# Task details:
Scan the entries for the string "color" and give the number of lines that have it, nothing further.

(Figure content listings)
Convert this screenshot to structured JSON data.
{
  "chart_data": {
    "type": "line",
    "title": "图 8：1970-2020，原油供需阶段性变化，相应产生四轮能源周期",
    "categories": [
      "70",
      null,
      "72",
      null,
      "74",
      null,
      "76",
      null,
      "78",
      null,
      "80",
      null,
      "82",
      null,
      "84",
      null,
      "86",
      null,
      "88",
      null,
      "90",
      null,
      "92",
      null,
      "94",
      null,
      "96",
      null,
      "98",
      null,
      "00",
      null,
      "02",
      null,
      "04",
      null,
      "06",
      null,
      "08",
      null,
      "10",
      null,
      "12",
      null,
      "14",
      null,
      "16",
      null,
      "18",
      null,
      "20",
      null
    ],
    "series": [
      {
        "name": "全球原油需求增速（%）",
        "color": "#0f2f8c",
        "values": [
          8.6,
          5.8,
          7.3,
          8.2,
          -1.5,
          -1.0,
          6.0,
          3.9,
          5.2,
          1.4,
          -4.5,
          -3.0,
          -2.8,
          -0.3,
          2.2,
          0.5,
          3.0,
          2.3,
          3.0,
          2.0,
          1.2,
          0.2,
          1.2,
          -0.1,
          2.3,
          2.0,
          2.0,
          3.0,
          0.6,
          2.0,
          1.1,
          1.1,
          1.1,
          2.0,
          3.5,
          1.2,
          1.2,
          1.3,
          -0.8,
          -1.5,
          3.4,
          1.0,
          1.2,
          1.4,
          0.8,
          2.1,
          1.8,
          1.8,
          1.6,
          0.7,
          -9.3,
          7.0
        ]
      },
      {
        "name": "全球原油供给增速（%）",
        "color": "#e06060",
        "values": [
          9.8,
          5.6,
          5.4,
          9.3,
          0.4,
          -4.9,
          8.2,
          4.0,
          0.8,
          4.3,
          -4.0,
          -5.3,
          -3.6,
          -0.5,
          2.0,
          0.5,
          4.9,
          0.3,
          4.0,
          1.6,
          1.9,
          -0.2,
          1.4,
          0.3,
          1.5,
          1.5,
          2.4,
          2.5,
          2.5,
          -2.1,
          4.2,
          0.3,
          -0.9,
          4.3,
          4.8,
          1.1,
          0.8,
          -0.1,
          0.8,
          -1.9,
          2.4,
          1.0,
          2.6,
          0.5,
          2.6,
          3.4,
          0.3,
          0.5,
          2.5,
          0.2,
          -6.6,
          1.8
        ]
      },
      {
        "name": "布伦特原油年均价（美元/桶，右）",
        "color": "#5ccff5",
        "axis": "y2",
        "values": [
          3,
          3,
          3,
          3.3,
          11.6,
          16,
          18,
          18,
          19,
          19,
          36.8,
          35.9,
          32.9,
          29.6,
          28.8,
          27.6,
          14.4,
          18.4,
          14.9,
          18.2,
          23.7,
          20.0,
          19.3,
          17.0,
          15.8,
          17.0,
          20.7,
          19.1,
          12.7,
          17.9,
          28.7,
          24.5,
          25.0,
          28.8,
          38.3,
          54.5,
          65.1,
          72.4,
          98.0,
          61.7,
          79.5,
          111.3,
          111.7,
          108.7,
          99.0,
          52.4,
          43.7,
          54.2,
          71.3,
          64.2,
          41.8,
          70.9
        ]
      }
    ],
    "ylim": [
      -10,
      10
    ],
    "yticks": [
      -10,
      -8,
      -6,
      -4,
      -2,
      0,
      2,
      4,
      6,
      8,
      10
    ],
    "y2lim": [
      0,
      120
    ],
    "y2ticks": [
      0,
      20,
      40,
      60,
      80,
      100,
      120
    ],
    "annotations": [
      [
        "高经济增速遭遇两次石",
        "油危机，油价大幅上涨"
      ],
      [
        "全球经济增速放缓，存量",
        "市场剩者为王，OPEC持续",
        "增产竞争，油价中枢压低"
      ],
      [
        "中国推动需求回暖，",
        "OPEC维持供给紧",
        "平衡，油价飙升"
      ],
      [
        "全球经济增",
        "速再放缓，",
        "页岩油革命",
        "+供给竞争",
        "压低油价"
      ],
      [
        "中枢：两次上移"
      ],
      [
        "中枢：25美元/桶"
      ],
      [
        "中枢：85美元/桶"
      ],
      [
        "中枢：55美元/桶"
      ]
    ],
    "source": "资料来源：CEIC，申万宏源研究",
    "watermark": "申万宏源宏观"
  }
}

# Answer to this exercise:
3